-- start --
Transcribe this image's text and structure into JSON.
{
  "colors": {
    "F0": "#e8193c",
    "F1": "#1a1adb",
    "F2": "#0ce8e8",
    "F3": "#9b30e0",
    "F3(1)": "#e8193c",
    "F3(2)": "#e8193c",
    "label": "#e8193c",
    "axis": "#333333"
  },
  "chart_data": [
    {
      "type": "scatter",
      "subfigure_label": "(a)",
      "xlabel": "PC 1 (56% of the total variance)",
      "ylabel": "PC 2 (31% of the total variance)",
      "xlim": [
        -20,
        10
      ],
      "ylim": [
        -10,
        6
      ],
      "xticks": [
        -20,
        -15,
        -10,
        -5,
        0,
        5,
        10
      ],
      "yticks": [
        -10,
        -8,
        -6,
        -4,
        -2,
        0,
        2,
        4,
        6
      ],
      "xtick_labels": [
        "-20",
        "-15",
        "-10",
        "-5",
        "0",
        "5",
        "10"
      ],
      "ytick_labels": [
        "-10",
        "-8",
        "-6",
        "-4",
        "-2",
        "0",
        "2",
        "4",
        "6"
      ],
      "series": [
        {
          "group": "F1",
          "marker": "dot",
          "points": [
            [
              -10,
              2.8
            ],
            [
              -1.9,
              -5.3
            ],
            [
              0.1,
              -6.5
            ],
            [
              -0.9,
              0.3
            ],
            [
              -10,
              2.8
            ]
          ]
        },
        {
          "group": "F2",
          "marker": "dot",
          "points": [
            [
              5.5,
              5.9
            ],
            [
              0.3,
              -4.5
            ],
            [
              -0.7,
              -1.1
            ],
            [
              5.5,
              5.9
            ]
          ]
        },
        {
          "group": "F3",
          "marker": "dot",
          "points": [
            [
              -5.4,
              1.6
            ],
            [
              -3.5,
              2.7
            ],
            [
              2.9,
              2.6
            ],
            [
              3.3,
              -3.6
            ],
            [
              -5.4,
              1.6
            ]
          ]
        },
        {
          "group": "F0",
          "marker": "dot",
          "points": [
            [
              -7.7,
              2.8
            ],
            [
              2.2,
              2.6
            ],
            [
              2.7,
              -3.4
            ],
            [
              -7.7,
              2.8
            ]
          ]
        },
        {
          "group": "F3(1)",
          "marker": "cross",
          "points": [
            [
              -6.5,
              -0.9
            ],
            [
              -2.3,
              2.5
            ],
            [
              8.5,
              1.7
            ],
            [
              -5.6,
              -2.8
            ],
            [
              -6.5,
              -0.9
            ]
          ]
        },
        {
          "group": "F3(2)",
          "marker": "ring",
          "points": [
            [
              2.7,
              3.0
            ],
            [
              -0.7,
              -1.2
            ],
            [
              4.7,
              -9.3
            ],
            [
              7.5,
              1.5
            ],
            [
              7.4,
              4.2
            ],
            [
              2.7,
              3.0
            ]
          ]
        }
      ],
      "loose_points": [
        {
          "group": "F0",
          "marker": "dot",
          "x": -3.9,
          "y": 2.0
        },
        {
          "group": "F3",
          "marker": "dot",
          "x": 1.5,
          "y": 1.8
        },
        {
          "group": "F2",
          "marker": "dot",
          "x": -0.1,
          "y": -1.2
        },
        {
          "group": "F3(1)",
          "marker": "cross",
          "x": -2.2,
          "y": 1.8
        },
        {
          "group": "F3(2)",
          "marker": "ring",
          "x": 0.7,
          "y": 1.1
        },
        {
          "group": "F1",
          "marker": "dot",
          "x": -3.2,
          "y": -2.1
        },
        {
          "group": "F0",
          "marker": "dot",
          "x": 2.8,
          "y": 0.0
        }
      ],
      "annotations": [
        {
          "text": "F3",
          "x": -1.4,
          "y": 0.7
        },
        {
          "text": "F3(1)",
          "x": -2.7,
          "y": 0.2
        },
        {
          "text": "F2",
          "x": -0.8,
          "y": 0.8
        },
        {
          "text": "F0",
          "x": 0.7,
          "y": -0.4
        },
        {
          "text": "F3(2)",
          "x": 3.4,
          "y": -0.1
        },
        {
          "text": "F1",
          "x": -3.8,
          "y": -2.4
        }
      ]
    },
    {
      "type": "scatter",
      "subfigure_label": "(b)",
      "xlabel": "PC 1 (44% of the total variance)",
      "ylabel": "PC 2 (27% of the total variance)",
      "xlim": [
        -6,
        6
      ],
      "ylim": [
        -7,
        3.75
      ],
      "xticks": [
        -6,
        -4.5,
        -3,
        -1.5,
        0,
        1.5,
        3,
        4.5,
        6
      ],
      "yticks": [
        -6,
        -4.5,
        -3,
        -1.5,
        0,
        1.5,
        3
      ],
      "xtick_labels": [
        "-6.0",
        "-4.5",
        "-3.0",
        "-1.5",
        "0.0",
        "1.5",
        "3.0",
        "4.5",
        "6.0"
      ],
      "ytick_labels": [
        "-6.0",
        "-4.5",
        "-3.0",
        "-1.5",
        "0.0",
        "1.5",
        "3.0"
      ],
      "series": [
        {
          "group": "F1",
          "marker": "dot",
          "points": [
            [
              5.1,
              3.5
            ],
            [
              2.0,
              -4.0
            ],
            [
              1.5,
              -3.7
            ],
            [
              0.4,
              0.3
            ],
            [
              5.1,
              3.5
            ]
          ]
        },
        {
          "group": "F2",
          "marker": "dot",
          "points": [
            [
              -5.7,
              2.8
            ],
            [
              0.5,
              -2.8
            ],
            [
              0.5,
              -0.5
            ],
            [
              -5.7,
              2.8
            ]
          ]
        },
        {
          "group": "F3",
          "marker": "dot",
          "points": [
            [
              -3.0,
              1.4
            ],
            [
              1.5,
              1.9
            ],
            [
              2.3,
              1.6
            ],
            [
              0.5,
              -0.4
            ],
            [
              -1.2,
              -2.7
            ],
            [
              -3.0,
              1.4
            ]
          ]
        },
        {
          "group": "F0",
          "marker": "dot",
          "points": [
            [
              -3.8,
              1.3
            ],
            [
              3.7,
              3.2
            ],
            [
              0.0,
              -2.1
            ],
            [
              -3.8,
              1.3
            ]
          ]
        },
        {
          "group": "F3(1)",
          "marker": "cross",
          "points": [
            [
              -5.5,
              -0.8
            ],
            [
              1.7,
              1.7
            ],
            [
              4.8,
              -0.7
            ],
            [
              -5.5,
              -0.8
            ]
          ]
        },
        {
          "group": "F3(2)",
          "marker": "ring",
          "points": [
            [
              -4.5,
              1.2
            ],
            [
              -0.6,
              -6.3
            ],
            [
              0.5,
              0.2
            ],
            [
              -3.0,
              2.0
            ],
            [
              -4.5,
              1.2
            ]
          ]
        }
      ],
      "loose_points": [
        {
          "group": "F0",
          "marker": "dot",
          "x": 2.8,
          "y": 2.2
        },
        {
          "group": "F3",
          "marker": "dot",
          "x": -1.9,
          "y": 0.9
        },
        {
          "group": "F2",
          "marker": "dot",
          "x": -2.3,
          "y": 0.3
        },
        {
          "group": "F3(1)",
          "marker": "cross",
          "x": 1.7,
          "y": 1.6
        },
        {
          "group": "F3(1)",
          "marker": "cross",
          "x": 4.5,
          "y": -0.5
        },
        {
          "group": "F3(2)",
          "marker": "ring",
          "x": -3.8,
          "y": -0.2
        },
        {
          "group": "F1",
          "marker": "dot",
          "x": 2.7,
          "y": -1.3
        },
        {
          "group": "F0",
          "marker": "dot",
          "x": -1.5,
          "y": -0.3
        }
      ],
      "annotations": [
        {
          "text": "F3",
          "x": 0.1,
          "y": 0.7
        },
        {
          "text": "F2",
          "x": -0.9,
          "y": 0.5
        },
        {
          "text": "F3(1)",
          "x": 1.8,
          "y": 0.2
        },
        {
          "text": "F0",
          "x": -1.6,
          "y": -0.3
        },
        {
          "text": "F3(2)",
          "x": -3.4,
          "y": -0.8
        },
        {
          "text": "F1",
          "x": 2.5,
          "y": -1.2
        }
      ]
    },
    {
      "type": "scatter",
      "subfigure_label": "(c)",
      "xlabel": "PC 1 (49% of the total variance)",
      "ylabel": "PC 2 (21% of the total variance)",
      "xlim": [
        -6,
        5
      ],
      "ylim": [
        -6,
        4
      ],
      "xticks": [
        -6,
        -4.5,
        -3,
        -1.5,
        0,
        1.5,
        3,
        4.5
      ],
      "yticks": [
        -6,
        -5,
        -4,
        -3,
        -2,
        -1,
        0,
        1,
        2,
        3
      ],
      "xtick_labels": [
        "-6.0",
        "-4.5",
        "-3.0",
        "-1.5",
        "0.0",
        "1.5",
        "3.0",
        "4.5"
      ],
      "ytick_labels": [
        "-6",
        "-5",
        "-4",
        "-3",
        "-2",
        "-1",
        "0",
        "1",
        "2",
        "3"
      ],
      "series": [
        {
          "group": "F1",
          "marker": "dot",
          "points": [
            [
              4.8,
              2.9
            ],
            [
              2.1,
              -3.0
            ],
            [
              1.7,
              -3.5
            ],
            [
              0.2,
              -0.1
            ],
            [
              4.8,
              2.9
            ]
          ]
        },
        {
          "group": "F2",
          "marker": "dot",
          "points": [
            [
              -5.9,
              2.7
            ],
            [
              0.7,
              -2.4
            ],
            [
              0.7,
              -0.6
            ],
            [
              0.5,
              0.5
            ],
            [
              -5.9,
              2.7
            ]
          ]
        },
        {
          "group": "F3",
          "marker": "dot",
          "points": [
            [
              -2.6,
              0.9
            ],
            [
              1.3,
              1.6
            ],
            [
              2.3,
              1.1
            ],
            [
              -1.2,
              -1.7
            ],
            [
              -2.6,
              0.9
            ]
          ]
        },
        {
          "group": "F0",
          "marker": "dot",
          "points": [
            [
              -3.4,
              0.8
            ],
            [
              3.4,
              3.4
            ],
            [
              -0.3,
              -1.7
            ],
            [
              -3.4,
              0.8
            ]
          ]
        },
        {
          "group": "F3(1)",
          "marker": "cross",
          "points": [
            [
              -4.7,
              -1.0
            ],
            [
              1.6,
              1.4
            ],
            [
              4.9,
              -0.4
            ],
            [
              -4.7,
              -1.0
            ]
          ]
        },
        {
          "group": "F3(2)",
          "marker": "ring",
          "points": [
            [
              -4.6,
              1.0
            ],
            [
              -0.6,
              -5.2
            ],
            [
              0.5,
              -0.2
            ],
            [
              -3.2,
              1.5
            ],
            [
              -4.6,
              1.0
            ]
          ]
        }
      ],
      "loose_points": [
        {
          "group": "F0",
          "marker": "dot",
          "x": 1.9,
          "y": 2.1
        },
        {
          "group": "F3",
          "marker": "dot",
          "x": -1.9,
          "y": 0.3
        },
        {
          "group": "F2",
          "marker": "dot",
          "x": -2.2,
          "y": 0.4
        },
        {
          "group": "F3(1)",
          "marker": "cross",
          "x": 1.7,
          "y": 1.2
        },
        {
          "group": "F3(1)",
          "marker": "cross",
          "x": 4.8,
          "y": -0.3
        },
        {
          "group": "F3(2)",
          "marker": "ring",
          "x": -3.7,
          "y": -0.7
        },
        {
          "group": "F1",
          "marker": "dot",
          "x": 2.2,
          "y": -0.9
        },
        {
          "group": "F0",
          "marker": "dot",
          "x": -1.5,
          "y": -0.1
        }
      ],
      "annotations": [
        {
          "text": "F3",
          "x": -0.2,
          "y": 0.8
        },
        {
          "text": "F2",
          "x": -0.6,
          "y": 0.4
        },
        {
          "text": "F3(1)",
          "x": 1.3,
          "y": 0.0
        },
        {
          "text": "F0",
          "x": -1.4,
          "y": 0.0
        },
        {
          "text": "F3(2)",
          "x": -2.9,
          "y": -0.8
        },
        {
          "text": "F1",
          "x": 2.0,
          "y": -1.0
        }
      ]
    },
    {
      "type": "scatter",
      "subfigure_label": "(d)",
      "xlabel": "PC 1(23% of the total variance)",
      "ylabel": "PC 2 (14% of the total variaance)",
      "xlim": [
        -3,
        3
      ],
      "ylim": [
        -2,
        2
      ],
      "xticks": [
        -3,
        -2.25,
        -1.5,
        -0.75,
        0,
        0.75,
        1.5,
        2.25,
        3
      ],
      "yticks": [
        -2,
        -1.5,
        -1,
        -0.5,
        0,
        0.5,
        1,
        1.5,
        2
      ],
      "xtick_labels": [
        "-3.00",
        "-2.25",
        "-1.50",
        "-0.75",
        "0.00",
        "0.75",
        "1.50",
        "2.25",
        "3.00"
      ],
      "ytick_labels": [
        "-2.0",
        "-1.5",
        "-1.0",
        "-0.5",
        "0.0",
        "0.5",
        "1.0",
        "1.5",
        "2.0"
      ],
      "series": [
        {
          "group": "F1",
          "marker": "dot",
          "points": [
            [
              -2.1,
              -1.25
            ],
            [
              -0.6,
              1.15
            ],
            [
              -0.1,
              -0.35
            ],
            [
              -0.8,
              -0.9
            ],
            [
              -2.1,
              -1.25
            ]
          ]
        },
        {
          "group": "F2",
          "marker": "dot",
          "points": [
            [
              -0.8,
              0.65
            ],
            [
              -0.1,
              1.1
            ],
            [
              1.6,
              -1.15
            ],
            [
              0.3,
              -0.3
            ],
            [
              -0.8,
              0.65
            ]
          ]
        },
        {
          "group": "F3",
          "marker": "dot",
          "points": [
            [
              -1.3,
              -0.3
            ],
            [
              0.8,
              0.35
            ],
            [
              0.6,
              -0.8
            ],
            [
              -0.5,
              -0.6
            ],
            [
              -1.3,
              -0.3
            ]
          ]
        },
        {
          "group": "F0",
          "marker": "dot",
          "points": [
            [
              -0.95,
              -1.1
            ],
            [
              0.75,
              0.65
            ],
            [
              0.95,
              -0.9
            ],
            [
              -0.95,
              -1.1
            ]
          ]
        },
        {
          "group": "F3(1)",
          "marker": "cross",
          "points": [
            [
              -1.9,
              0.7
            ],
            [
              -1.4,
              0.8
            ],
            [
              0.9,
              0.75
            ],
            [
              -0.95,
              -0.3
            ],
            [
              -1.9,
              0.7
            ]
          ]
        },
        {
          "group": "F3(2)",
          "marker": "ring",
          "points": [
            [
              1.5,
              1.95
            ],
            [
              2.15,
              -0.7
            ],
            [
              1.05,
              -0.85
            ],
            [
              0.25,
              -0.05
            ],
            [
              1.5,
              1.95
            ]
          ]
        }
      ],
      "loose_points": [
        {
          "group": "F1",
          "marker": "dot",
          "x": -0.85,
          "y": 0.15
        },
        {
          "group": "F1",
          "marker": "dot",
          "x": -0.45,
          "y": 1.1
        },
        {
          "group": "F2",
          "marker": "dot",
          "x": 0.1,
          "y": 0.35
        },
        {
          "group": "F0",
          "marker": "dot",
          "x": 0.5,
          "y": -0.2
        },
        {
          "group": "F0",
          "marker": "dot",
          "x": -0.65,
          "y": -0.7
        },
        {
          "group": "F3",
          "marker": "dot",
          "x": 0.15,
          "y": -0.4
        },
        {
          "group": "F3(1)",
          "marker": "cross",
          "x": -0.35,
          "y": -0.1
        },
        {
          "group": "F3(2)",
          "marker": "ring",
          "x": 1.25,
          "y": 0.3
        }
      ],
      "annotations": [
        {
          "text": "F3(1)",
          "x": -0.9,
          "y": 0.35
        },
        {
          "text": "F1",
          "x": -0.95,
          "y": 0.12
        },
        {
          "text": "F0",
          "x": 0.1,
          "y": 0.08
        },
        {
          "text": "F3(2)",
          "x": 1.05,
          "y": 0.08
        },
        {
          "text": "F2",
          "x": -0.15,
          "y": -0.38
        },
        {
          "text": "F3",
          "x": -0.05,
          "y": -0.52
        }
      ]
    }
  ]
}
-- end --
- _Exercise goal_
Find how many lines of the entries contain "xlabel". Respond with the number only.

- _Output_
4